**** Data records ****

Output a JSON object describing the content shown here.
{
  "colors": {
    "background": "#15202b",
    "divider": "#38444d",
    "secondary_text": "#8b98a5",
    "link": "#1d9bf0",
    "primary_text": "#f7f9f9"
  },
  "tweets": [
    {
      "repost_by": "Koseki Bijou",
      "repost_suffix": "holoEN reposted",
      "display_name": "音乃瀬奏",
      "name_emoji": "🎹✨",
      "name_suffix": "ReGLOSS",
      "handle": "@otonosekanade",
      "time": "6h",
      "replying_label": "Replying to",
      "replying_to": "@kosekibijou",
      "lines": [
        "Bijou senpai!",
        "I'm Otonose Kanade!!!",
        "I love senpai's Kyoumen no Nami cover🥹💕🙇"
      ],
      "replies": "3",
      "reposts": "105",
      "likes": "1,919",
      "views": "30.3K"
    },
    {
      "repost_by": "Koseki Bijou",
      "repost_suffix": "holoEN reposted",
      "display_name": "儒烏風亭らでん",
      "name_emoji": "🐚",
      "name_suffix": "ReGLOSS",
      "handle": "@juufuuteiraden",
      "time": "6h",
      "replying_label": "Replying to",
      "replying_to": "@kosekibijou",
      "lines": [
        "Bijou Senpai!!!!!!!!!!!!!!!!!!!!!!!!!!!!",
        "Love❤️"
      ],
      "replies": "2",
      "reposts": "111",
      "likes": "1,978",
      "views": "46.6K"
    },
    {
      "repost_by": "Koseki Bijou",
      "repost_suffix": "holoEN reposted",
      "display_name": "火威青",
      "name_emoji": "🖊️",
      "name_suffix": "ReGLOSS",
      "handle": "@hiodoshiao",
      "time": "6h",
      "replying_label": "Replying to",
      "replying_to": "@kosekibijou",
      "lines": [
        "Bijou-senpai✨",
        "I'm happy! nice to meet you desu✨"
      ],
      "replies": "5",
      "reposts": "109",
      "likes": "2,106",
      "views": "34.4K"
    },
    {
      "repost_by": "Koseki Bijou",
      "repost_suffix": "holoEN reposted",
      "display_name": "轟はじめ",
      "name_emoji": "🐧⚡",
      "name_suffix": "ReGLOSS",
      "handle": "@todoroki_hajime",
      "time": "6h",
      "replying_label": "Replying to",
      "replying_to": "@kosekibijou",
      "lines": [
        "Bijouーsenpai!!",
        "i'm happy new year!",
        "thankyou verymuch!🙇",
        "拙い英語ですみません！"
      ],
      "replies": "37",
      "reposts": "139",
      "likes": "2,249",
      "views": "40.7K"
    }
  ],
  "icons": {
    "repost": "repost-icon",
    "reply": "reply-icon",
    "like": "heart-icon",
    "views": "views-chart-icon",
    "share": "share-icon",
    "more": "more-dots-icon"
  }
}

****

== Exercise prompt ==
Retype all the material above precisely, with no line left out.

== Solution below ==
Output a JSON object describing the content shown here.
{
  "colors": {
    "background": "#15202b",
    "divider": "#38444d",
    "secondary_text": "#8b98a5",
    "link": "#1d9bf0",
    "primary_text": "#f7f9f9"
  },
  "tweets": [
    {
      "repost_by": "Koseki Bijou",
      "repost_suffix": "holoEN reposted",
      "display_name": "音乃瀬奏",
      "name_emoji": "🎹✨",
      "name_suffix": "ReGLOSS",
      "handle": "@otonosekanade",
      "time": "6h",
      "replying_label": "Replying to",
      "replying_to": "@kosekibijou",
      "lines": [
        "Bijou senpai!",
        "I'm Otonose Kanade!!!",
        "I love senpai's Kyoumen no Nami cover🥹💕🙇"
      ],
      "replies": "3",
      "reposts": "105",
      "likes": "1,919",
      "views": "30.3K"
    },
    {
      "repost_by": "Koseki Bijou",
      "repost_suffix": "holoEN reposted",
      "display_name": "儒烏風亭らでん",
      "name_emoji": "🐚",
      "name_suffix": "ReGLOSS",
      "handle": "@juufuuteiraden",
      "time": "6h",
      "replying_label": "Replying to",
      "replying_to": "@kosekibijou",
      "lines": [
        "Bijou Senpai!!!!!!!!!!!!!!!!!!!!!!!!!!!!",
        "Love❤️"
      ],
      "replies": "2",
      "reposts": "111",
      "likes": "1,978",
      "views": "46.6K"
    },
    {
      "repost_by": "Koseki Bijou",
      "repost_suffix": "holoEN reposted",
      "display_name": "火威青",
      "name_emoji": "🖊️",
      "name_suffix": "ReGLOSS",
      "handle": "@hiodoshiao",
      "time": "6h",
      "replying_label": "Replying to",
      "replying_to": "@kosekibijou",
      "lines": [
        "Bijou-senpai✨",
        "I'm happy! nice to meet you desu✨"
      ],
      "replies": "5",
      "reposts": "109",
      "likes": "2,106",
      "views": "34.4K"
    },
    {
      "repost_by": "Koseki Bijou",
      "repost_suffix": "holoEN reposted",
      "display_name": "轟はじめ",
      "name_emoji": "🐧⚡",
      "name_suffix": "ReGLOSS",
      "handle": "@todoroki_hajime",
      "time": "6h",
      "replying_label": "Replying to",
      "replying_to": "@kosekibijou",
      "lines": [
        "Bijouーsenpai!!",
        "i'm happy new year!",
        "thankyou verymuch!🙇",
        "拙い英語ですみません！"
      ],
      "replies": "37",
      "reposts": "139",
      "likes": "2,249",
      "views": "40.7K"
    }
  ],
  "icons": {
    "repost": "repost-icon",
    "reply": "reply-icon",
    "like": "heart-icon",
    "views": "views-chart-icon",
    "share": "share-icon",
    "more": "more-dots-icon"
  }
}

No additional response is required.